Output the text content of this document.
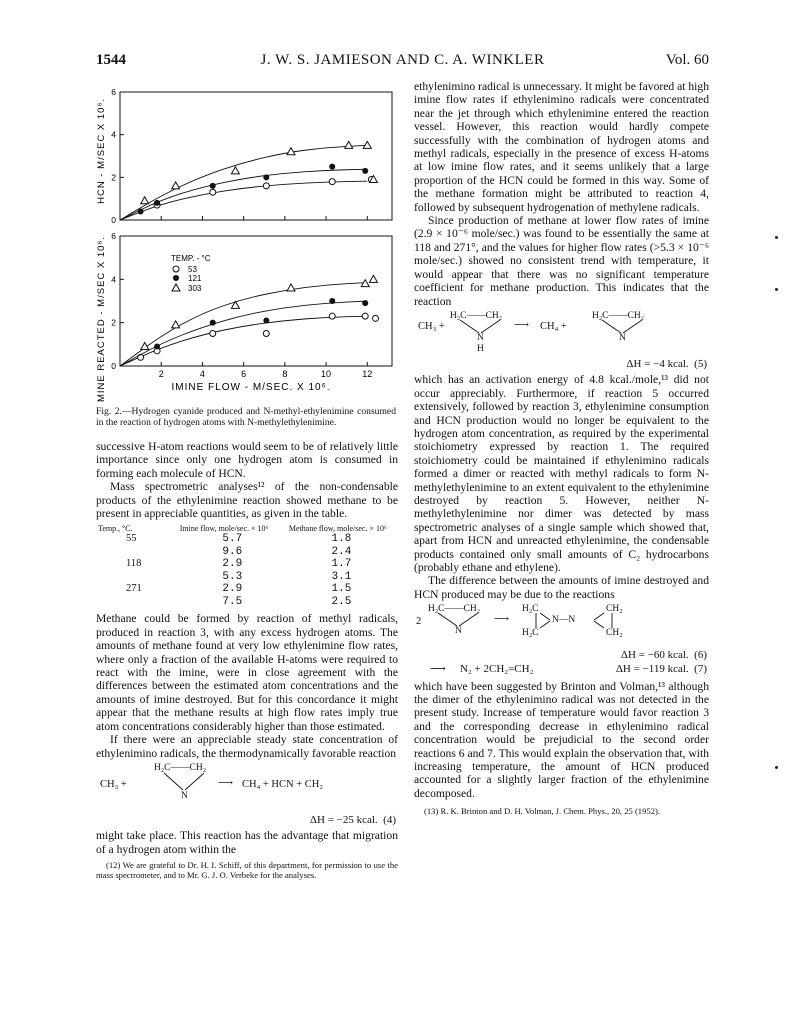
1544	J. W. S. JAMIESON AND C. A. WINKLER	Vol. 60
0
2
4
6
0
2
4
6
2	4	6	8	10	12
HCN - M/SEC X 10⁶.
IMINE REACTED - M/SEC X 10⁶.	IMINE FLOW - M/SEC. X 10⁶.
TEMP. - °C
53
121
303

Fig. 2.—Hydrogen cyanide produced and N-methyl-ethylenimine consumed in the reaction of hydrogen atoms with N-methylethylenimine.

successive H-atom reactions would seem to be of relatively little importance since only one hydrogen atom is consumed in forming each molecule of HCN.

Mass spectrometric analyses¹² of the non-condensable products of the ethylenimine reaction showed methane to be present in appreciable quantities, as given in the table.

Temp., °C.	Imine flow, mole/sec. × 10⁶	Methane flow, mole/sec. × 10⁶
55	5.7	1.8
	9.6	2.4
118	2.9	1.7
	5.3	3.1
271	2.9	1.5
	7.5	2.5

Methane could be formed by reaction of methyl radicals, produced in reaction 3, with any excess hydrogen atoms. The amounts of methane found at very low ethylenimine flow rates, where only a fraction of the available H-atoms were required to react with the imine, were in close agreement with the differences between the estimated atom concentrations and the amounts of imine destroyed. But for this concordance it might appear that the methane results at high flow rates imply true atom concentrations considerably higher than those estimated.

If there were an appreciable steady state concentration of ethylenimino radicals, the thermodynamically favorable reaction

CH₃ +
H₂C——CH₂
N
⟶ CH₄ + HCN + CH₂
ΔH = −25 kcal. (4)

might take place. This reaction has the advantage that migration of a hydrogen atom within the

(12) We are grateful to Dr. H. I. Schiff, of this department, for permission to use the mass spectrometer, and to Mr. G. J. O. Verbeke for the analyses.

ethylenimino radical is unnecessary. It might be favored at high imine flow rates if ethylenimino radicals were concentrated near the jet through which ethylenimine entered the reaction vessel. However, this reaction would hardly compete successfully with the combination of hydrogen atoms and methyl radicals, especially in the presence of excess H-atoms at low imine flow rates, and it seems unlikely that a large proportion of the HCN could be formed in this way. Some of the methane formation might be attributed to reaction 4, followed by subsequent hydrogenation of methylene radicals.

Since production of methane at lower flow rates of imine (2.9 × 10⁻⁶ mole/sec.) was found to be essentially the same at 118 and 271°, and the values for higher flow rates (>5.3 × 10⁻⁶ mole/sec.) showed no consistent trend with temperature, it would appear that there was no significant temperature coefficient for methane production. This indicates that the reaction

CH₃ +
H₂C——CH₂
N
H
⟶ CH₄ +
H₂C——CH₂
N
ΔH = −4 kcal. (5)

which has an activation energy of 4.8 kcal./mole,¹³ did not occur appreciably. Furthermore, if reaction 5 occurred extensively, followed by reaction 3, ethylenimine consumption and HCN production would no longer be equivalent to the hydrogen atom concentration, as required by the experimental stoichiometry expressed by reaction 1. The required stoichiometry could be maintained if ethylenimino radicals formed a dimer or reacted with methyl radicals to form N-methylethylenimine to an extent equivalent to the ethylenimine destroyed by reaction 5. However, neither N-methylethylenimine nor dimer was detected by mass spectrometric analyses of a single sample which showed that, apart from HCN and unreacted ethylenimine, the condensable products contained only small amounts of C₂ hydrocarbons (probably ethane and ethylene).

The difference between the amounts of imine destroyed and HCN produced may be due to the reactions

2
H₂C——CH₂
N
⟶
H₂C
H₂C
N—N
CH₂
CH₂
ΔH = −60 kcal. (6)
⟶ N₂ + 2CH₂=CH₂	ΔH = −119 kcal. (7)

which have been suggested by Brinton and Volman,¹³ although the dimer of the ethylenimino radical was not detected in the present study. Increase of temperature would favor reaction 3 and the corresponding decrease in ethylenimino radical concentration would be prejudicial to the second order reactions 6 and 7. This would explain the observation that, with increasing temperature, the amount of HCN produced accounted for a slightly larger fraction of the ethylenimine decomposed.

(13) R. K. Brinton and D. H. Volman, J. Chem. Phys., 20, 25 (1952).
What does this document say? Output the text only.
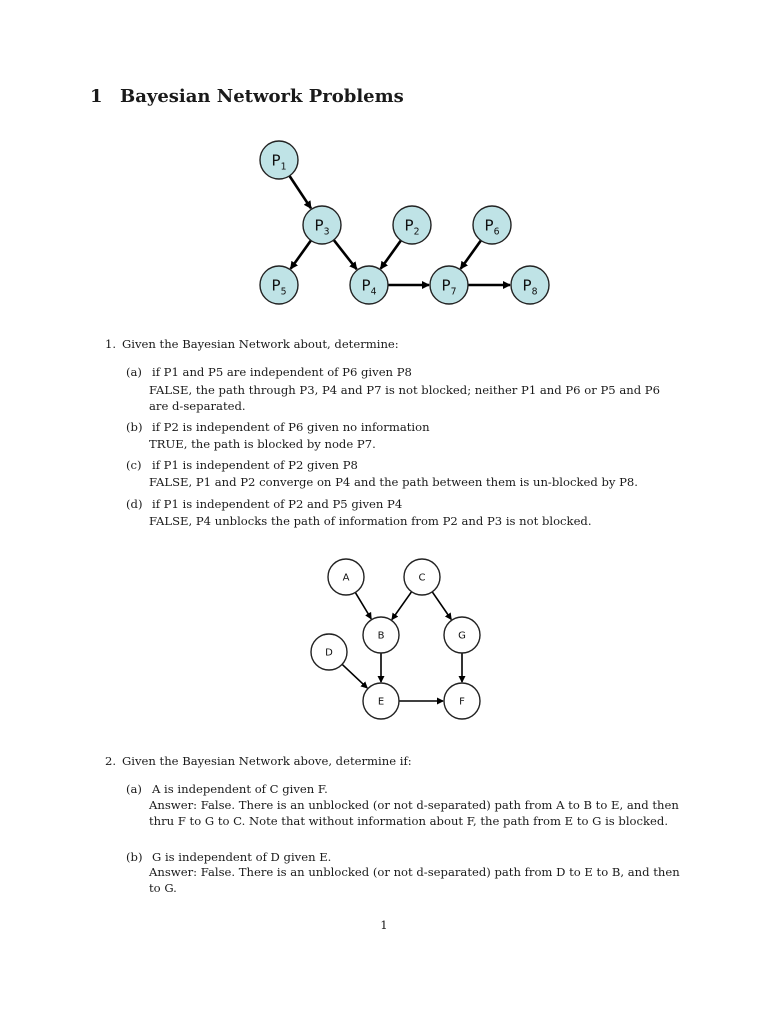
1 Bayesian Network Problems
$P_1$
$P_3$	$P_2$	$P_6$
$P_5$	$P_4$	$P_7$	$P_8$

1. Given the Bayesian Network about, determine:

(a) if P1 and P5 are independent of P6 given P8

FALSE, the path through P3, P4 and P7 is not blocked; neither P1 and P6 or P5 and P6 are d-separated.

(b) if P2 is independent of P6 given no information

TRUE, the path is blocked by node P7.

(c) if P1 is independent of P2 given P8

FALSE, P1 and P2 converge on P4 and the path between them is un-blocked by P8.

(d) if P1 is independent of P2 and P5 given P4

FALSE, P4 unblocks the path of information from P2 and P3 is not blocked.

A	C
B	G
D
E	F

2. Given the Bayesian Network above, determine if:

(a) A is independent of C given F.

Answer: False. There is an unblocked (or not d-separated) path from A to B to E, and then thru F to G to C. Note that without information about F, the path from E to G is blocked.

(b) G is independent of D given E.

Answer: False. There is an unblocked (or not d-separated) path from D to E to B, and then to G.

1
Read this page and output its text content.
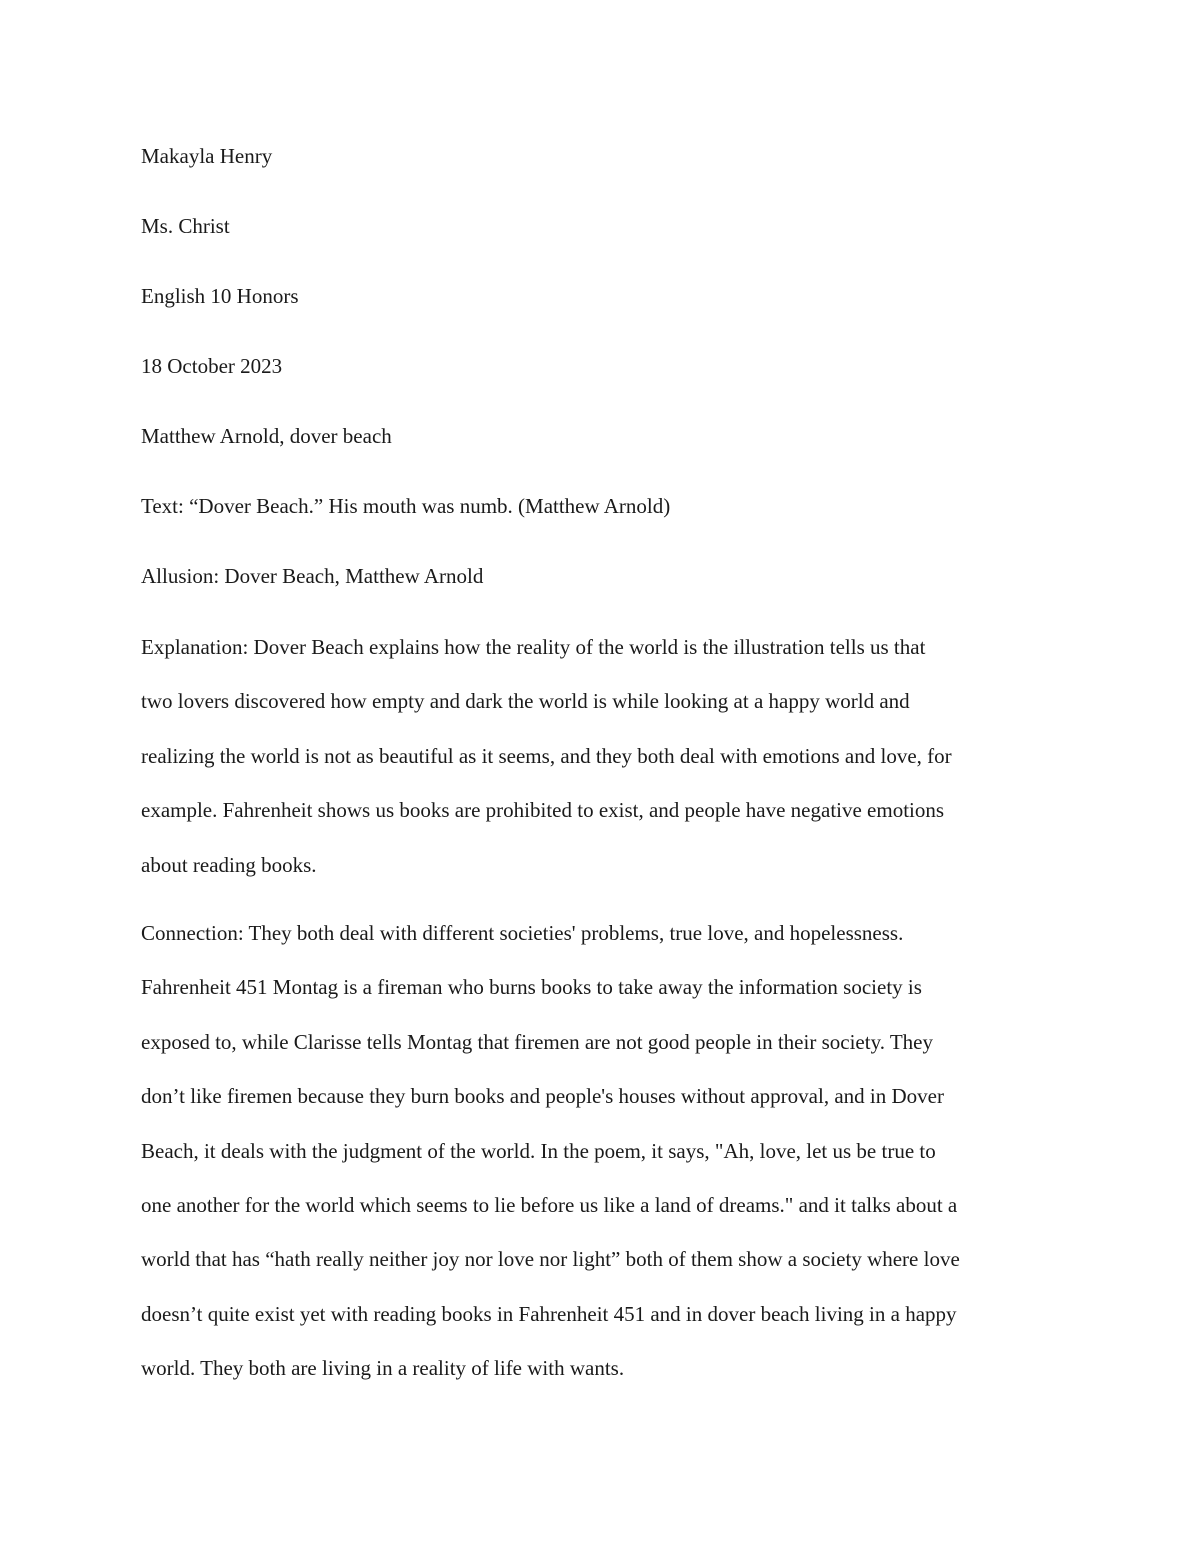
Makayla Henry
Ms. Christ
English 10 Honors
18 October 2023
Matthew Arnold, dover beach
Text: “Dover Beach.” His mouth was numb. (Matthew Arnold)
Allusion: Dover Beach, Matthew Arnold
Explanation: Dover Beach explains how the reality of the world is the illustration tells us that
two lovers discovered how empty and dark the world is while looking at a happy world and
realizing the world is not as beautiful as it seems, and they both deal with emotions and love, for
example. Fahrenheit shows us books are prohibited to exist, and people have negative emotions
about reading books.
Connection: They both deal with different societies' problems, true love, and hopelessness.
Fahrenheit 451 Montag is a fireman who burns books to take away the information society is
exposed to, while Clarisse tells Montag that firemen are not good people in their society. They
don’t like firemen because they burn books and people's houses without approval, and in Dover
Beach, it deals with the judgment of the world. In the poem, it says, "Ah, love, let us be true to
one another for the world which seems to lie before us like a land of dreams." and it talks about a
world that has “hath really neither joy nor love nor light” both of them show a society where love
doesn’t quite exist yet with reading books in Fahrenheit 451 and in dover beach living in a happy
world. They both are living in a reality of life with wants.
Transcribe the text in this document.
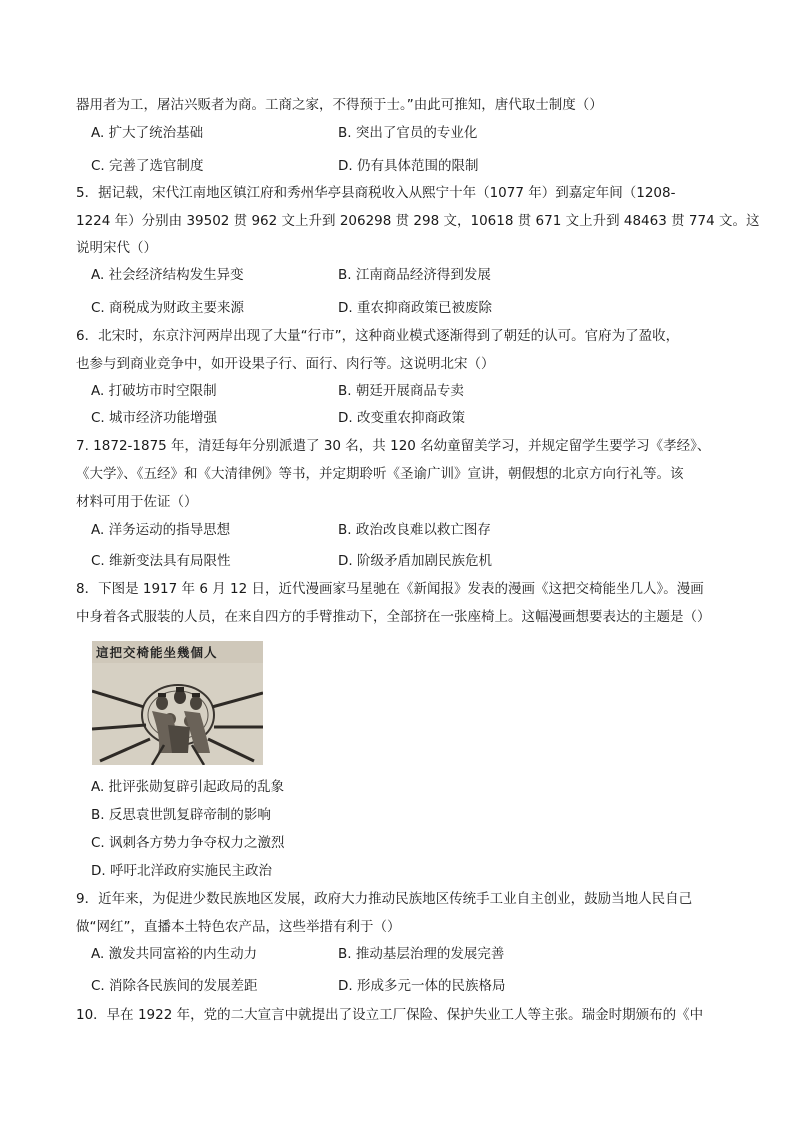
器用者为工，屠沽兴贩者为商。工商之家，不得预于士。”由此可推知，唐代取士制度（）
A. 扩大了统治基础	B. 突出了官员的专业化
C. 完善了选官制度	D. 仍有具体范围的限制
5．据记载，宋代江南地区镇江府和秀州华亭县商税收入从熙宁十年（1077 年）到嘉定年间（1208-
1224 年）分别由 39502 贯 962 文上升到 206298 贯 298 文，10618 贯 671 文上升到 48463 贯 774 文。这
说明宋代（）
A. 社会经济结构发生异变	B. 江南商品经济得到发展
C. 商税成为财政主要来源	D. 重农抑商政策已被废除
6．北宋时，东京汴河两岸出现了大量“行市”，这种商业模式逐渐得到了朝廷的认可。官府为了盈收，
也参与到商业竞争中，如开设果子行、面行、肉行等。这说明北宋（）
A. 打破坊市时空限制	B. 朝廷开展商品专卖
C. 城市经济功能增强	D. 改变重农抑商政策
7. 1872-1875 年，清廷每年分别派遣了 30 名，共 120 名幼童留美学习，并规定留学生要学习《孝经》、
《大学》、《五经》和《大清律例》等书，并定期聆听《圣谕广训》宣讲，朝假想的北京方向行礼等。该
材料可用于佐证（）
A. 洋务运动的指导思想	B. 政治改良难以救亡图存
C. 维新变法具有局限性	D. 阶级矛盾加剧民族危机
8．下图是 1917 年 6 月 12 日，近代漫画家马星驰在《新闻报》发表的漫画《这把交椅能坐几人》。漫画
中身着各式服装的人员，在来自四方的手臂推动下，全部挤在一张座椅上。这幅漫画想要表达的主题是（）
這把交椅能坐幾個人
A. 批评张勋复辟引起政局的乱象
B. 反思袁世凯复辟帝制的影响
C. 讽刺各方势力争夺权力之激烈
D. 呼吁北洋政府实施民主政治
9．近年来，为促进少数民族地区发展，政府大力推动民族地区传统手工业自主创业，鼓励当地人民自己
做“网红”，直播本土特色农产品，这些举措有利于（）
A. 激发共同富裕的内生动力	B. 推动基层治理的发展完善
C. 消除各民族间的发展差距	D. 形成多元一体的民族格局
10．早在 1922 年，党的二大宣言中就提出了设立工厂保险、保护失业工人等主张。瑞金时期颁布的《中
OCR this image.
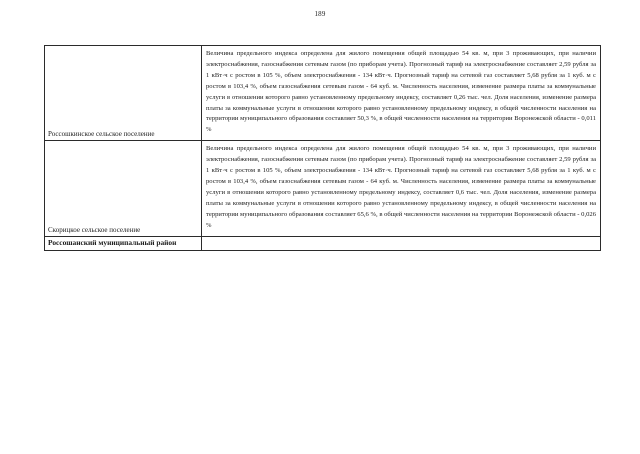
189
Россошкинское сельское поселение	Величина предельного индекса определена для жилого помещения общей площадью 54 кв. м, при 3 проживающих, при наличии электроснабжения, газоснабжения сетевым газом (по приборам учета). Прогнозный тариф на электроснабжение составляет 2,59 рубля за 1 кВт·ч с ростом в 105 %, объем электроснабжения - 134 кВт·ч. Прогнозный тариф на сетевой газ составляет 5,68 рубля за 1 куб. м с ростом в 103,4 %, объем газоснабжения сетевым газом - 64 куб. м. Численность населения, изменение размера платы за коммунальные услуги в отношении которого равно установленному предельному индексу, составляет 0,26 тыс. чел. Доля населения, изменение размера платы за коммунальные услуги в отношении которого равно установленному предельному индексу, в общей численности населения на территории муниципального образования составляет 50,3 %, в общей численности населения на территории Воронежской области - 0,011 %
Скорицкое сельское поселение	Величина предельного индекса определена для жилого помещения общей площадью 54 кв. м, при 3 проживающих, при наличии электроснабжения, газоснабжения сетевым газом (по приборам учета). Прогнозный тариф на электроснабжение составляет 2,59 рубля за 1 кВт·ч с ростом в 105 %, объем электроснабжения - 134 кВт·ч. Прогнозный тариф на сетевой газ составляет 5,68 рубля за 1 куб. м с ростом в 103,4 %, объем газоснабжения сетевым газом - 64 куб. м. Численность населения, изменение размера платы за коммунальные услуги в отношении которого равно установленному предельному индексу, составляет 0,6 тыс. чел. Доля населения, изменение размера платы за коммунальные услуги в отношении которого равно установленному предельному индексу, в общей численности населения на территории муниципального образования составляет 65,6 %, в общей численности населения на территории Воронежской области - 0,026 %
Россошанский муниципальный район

▶ **Given task**: Identify each line of the material where the word "them" shows up, and copy it.

▶ **Completed exercise**:
FALSE, P1 and P2 converge on P4 and the path between them is un-blocked by P8.
world that has “hath really neither joy nor love nor light” both of them show a society where love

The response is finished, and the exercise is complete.